▸ **Task instructions**
Using the entries that follow, collect the lines where the word "الذين" appears.

Dataset items:
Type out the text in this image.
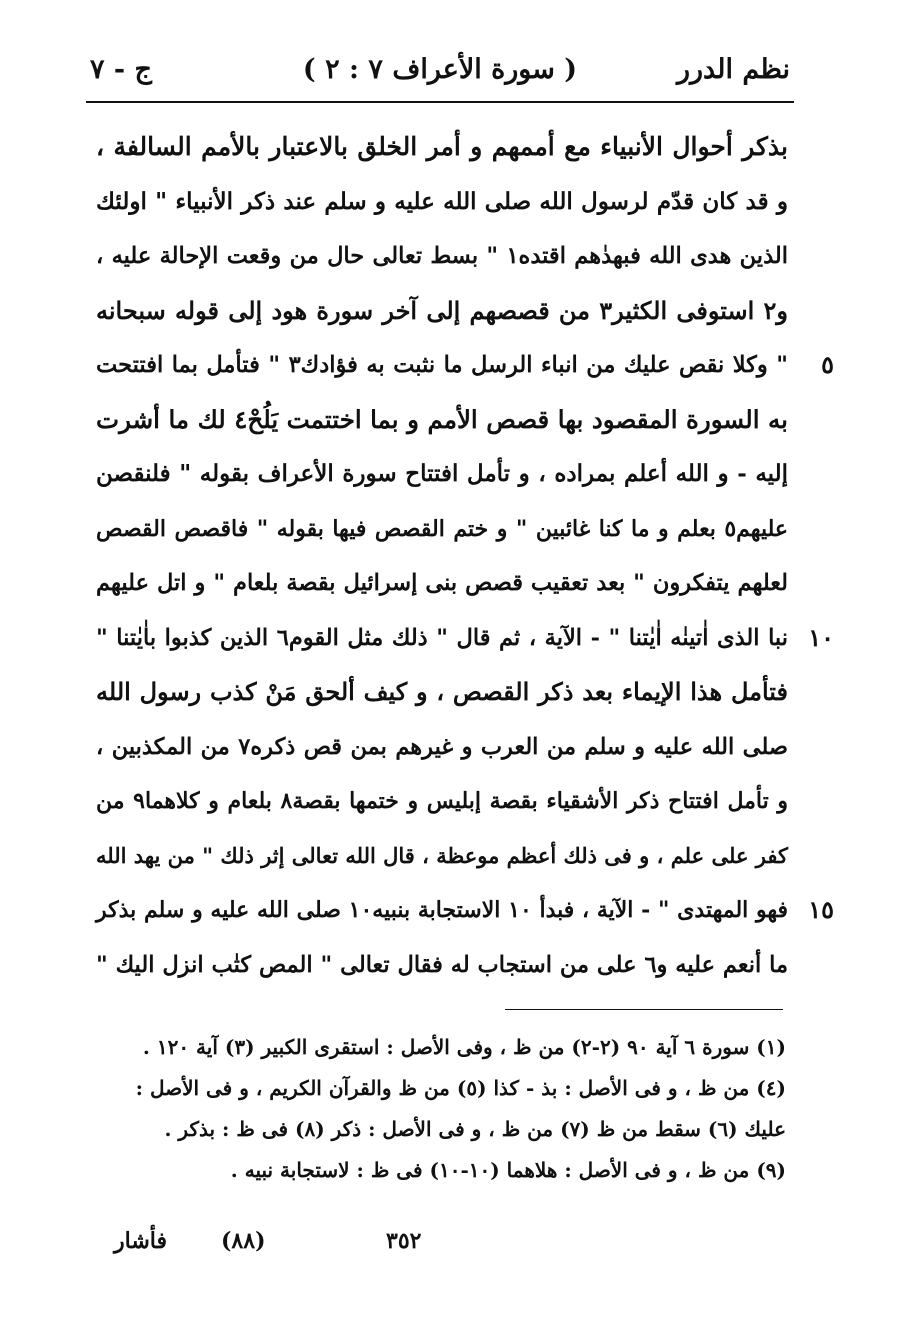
نظم الدرر
( سورة الأعراف ٧ : ٢ )
ج - ٧
بذكر أحوال الأنبياء مع أممهم و أمر الخلق بالاعتبار بالأمم السالفة ،
و قد كان قدّم لرسول الله صلى الله عليه و سلم عند ذكر الأنبياء " اولئك
الذين هدى الله فبهدٰهم اقتده١ " بسط تعالى حال من وقعت الإحالة عليه ،
و٢ استوفى الكثير٣ من قصصهم إلى آخر سورة هود إلى قوله سبحانه
٥
" وكلا نقص عليك من انباء الرسل ما نثبت به فؤادك٣ " فتأمل بما افتتحت
به السورة المقصود بها قصص الأمم و بما اختتمت يَلُحْ٤ لك ما أشرت
إليه - و الله أعلم بمراده ، و تأمل افتتاح سورة الأعراف بقوله " فلنقصن
عليهم٥ بعلم و ما كنا غائبين " و ختم القصص فيها بقوله " فاقصص القصص
لعلهم يتفكرون " بعد تعقيب قصص بنى إسرائيل بقصة بلعام " و اتل عليهم
١٠
نبا الذى اٰتينٰه اٰيٰتنا " - الآية ، ثم قال " ذلك مثل القوم٦ الذين كذبوا باٰيٰتنا "
فتأمل هذا الإيماء بعد ذكر القصص ، و كيف ألحق مَنْ كذب رسول الله
صلى الله عليه و سلم من العرب و غيرهم بمن قص ذكره٧ من المكذبين ،
و تأمل افتتاح ذكر الأشقياء بقصة إبليس و ختمها بقصة٨ بلعام و كلاهما٩ من
كفر على علم ، و فى ذلك أعظم موعظة ، قال الله تعالى إثر ذلك " من يهد الله
١٥
فهو المهتدى " - الآية ، فبدأ ١٠ الاستجابة بنبيه١٠ صلى الله عليه و سلم بذكر
ما أنعم عليه و٦ على من استجاب له فقال تعالى " المص كتٰب انزل اليك "
(١) سورة ٦ آية ٩٠ (٢-٢) من ظ ، وفى الأصل : استقرى الكبير (٣) آية ١٢٠ .
(٤) من ظ ، و فى الأصل : بذ - كذا (٥) من ظ والقرآن الكريم ، و فى الأصل :
عليك (٦) سقط من ظ (٧) من ظ ، و فى الأصل : ذكر (٨) فى ظ : بذكر .
(٩) من ظ ، و فى الأصل : هلاهما (١٠-١٠) فى ظ : لاستجابة نبيه .
٣٥٢
(٨٨)
فأشار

▸ **Answer to this problem**
الذين هدى الله فبهدٰهم اقتده١ " بسط تعالى حال من وقعت الإحالة عليه ،
نبا الذى اٰتينٰه اٰيٰتنا " - الآية ، ثم قال " ذلك مثل القوم٦ الذين كذبوا باٰيٰتنا "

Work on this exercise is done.